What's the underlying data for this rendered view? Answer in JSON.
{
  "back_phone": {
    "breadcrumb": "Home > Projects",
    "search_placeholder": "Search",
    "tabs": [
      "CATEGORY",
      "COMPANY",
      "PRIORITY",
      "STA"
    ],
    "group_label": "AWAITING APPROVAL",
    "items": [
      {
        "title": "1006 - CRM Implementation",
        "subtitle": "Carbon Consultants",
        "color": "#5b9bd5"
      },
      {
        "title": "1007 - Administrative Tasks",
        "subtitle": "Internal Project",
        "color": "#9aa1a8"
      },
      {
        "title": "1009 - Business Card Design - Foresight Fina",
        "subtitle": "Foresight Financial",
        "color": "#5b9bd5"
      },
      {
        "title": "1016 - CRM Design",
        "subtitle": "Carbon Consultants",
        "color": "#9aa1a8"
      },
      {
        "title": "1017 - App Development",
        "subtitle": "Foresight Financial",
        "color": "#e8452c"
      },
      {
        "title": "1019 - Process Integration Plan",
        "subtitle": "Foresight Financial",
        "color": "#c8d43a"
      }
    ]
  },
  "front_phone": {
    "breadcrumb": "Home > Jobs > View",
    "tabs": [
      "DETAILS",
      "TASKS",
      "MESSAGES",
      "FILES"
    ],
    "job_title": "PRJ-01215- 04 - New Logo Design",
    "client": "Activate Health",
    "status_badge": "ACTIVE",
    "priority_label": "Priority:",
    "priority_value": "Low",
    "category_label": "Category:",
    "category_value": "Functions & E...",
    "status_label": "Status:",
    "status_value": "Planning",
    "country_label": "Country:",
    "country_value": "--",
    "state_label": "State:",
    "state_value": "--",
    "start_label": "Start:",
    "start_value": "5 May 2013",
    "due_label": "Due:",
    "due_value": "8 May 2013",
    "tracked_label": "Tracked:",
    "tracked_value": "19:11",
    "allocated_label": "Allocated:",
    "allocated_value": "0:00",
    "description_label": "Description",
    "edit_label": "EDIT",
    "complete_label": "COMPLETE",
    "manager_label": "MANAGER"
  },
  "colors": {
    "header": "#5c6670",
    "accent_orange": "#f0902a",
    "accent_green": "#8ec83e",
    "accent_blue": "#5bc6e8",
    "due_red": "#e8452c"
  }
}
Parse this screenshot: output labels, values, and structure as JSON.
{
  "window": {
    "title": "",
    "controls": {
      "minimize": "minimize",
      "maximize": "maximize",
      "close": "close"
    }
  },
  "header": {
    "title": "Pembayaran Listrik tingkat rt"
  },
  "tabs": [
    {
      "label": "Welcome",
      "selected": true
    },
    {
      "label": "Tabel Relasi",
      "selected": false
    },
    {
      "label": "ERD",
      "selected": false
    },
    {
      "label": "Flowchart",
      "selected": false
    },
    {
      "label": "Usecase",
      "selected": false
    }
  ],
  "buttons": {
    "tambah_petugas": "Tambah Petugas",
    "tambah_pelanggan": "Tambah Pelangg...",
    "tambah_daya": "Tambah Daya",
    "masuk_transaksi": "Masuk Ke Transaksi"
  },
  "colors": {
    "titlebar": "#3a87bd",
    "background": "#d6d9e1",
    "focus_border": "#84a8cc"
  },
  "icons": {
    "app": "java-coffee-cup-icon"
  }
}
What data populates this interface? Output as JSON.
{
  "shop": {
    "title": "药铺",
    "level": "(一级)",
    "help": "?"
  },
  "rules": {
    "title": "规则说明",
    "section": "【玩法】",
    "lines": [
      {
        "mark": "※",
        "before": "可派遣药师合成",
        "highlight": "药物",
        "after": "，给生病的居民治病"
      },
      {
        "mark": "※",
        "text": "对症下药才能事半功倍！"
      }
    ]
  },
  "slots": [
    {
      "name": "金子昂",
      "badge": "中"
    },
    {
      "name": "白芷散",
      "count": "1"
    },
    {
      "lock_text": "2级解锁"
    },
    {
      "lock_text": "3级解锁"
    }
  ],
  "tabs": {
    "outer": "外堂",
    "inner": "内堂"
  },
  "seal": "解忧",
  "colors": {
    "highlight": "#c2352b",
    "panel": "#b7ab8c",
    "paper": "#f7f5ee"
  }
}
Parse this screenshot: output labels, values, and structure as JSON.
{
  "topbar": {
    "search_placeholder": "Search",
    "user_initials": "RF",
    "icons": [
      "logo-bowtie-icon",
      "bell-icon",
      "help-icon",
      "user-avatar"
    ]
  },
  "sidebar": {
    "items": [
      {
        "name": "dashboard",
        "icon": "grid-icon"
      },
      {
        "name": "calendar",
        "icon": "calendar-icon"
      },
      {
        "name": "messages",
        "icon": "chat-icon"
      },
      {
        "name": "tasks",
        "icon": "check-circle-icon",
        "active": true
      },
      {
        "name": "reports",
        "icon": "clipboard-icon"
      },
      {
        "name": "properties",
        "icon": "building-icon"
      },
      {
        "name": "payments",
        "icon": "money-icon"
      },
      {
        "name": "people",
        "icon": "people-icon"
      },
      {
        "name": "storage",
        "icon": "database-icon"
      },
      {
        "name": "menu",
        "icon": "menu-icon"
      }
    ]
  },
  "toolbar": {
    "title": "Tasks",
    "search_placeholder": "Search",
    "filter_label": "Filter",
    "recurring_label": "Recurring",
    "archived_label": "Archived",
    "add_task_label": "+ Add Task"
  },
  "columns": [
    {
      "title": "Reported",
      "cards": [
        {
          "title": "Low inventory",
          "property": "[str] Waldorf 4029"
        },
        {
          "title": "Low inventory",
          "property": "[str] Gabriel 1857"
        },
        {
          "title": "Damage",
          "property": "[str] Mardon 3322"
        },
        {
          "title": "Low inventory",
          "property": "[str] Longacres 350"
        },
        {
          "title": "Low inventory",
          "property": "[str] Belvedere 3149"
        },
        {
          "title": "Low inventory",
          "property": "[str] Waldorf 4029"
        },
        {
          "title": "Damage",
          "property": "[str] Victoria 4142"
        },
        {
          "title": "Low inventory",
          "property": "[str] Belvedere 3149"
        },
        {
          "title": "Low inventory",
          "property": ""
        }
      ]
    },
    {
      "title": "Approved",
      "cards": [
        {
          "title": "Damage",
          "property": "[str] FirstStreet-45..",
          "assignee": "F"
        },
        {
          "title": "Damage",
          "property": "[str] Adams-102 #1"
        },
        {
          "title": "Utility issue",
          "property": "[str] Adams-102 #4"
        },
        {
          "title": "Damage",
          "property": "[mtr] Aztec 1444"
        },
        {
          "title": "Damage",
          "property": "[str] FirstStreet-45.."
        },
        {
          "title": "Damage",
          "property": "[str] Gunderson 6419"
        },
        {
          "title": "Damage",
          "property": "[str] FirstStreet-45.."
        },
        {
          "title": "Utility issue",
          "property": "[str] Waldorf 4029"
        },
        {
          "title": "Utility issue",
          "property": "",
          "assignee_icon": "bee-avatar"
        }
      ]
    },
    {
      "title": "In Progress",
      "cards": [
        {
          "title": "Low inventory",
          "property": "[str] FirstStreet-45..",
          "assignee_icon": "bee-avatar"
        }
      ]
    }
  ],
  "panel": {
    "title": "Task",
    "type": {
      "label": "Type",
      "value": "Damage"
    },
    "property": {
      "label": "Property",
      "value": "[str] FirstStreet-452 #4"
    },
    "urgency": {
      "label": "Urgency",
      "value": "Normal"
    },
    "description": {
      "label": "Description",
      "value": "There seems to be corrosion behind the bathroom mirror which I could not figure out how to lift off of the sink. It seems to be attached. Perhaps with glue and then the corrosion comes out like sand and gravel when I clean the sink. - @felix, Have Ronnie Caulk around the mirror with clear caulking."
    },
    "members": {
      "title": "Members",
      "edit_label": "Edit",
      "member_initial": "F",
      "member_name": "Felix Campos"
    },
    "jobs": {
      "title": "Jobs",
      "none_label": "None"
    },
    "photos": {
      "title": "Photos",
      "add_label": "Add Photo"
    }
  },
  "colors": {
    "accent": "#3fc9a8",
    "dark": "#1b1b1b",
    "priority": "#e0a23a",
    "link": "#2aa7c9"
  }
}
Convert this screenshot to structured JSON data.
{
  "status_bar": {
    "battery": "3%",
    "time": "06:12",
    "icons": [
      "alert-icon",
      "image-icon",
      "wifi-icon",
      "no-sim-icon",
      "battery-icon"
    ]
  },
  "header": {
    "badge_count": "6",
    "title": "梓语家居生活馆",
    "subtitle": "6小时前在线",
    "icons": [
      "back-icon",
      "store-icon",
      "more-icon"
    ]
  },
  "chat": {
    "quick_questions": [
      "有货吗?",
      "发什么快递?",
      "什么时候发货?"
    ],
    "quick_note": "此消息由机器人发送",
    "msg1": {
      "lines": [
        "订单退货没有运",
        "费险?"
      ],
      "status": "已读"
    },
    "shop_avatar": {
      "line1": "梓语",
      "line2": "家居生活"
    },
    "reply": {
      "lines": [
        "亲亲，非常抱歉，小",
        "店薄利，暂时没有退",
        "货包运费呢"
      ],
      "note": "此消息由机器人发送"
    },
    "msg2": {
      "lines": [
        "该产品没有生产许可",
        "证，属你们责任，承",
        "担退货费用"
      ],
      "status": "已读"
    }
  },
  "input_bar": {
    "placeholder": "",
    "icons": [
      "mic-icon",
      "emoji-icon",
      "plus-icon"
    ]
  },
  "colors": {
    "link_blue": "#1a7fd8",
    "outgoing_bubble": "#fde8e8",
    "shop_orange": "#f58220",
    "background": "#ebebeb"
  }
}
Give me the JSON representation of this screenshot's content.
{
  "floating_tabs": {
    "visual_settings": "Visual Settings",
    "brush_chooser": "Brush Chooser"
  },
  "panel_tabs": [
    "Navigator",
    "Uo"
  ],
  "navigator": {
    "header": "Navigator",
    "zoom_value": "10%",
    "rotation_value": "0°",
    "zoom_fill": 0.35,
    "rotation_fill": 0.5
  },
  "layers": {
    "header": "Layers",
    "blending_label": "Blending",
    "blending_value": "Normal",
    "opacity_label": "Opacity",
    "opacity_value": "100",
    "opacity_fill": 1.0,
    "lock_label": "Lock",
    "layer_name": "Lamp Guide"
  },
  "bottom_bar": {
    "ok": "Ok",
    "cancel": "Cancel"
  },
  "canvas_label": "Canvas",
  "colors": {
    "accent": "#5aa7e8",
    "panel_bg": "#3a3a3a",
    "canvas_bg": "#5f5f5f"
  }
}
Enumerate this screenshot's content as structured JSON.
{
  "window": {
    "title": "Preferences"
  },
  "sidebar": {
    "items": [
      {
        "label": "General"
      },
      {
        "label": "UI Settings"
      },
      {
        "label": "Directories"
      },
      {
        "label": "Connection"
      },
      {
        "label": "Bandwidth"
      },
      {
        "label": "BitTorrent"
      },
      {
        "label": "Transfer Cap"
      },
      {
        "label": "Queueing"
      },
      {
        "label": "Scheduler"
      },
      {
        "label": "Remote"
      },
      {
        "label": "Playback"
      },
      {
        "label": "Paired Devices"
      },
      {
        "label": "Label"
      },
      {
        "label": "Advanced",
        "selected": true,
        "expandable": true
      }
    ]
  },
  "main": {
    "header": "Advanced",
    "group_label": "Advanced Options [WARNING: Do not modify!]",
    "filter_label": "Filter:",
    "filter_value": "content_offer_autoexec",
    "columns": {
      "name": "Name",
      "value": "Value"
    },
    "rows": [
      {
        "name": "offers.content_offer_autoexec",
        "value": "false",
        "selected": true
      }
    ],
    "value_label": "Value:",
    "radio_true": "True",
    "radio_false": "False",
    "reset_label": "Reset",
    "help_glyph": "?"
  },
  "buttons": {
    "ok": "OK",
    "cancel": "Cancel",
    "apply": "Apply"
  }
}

**********

[Written request] Starting at the line that contains "Enumerate this screenshot's", output each remaining line of the listing, the last line included, exactly as it appears.

[Completed task]
Enumerate this screenshot's content as structured JSON.
{
  "window": {
    "title": "Preferences"
  },
  "sidebar": {
    "items": [
      {
        "label": "General"
      },
      {
        "label": "UI Settings"
      },
      {
        "label": "Directories"
      },
      {
        "label": "Connection"
      },
      {
        "label": "Bandwidth"
      },
      {
        "label": "BitTorrent"
      },
      {
        "label": "Transfer Cap"
      },
      {
        "label": "Queueing"
      },
      {
        "label": "Scheduler"
      },
      {
        "label": "Remote"
      },
      {
        "label": "Playback"
      },
      {
        "label": "Paired Devices"
      },
      {
        "label": "Label"
      },
      {
        "label": "Advanced",
        "selected": true,
        "expandable": true
      }
    ]
  },
  "main": {
    "header": "Advanced",
    "group_label": "Advanced Options [WARNING: Do not modify!]",
    "filter_label": "Filter:",
    "filter_value": "content_offer_autoexec",
    "columns": {
      "name": "Name",
      "value": "Value"
    },
    "rows": [
      {
        "name": "offers.content_offer_autoexec",
        "value": "false",
        "selected": true
      }
    ],
    "value_label": "Value:",
    "radio_true": "True",
    "radio_false": "False",
    "reset_label": "Reset",
    "help_glyph": "?"
  },
  "buttons": {
    "ok": "OK",
    "cancel": "Cancel",
    "apply": "Apply"
  }
}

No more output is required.